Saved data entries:

:::

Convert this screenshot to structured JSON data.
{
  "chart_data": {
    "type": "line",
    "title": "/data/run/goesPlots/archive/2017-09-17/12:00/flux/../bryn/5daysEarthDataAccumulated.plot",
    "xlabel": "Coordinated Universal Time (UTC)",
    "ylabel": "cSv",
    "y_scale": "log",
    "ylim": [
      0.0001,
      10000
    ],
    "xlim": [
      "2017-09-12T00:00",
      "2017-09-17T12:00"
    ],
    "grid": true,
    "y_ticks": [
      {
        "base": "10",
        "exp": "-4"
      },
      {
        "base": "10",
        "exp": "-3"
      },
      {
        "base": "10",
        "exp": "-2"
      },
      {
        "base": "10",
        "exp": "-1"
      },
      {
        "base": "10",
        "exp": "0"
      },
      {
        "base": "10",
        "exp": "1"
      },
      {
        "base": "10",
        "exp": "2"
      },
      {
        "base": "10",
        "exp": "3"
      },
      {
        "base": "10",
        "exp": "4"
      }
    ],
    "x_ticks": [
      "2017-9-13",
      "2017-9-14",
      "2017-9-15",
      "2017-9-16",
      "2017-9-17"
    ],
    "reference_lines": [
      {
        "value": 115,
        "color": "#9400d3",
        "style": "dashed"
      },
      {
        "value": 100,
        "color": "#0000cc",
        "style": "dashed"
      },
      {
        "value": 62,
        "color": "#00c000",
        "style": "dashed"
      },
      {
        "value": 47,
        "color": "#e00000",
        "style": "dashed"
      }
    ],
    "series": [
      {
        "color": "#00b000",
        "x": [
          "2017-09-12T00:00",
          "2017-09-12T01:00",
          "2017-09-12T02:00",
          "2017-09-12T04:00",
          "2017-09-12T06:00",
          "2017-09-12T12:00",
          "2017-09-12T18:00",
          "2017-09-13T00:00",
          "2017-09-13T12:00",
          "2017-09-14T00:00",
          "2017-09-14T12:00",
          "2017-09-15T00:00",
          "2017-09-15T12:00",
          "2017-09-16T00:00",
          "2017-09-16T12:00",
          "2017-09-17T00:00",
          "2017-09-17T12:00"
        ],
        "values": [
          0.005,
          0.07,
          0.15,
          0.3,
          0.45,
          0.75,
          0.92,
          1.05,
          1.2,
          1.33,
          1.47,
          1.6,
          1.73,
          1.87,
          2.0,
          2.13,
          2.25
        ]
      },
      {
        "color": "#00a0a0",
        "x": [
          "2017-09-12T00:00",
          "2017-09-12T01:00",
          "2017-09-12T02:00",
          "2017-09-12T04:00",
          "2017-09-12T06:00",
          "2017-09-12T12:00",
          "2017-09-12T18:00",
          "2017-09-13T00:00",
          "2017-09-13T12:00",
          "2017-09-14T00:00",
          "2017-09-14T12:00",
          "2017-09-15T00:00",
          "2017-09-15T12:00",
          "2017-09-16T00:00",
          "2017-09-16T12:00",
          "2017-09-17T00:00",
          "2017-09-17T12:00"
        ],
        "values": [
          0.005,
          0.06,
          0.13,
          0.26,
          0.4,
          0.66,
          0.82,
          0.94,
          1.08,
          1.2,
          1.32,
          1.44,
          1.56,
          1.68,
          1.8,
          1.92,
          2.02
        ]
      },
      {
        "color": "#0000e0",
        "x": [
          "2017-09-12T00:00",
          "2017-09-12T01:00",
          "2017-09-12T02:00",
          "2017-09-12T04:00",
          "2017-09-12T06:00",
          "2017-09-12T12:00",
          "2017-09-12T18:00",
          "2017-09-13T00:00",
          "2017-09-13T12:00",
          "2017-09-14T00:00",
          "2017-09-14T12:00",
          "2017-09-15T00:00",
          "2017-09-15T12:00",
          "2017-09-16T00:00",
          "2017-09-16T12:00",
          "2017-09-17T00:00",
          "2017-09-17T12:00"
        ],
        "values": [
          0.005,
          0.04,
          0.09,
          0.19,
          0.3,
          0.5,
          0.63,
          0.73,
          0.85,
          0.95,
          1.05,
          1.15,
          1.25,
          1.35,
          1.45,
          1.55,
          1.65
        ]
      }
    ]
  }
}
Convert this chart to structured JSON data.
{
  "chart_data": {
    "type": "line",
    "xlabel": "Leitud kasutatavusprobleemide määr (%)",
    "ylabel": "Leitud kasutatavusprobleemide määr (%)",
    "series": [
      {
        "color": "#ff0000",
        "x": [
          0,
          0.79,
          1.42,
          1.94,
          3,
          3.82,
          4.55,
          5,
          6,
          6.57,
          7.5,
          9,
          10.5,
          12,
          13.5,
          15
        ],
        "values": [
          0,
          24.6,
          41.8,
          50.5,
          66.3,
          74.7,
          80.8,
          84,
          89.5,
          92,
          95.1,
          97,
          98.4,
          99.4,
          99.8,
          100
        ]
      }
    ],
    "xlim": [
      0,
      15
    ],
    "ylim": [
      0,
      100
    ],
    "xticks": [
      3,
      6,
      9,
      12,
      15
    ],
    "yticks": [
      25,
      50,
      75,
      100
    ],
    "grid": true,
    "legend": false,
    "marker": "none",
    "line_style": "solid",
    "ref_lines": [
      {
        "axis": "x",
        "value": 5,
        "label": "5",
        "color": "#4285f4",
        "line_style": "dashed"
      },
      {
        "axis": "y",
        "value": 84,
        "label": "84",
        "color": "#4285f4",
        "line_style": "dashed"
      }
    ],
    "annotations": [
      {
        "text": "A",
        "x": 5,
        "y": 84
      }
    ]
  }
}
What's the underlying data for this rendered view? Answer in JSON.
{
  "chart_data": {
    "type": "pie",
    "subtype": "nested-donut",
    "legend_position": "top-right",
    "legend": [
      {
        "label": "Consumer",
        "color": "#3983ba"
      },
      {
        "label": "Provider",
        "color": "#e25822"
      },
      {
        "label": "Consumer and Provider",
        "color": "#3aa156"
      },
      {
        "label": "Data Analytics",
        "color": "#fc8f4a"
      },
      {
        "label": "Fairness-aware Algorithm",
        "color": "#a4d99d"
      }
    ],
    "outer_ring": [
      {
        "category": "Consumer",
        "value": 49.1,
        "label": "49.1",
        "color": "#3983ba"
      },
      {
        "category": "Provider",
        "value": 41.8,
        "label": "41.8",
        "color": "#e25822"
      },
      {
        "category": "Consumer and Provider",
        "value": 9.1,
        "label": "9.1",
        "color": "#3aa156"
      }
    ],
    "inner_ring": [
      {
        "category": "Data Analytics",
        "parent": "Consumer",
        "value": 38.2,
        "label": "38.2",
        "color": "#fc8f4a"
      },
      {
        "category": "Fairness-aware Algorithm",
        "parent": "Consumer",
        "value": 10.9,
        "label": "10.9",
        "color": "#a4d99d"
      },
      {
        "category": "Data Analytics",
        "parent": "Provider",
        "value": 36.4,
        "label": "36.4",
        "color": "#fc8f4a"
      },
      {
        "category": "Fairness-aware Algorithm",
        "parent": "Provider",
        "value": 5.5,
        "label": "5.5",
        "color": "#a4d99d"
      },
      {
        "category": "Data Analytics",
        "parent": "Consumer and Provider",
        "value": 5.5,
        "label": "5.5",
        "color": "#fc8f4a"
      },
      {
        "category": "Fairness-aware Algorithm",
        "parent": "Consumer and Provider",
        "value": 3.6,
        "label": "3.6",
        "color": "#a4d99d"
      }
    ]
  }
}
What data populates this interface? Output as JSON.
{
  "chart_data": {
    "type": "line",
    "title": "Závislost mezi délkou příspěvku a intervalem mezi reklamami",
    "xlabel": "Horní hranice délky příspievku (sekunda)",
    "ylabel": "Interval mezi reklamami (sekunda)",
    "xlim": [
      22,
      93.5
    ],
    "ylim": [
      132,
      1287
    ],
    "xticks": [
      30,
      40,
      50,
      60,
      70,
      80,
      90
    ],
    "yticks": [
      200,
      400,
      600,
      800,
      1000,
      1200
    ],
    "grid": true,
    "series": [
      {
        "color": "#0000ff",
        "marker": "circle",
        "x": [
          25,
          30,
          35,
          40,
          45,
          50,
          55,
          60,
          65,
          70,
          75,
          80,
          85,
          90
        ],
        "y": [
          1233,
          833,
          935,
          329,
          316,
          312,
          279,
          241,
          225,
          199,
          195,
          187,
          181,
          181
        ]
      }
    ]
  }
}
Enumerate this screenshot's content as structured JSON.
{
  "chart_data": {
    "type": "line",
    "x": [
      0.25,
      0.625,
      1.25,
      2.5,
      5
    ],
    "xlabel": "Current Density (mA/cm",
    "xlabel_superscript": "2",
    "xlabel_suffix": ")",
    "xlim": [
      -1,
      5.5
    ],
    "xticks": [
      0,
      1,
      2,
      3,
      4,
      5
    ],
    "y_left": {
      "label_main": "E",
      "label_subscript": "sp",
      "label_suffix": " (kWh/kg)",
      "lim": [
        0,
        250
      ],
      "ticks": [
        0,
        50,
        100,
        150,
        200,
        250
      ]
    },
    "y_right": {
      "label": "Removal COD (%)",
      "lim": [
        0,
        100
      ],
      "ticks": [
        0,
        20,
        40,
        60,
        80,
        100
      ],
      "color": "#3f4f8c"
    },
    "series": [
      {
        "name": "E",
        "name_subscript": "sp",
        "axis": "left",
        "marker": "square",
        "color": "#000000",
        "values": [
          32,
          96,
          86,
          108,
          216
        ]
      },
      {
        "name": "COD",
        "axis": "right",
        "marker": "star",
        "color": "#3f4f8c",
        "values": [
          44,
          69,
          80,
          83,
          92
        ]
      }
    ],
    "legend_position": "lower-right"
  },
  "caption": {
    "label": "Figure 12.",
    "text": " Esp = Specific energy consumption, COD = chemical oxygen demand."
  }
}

:::

Exercise task:
Review the preceding data and report every line that includes the string "text".

Solution to this exercise:
        "text": "A",
    "text": " Esp = Specific energy consumption, COD = chemical oxygen demand."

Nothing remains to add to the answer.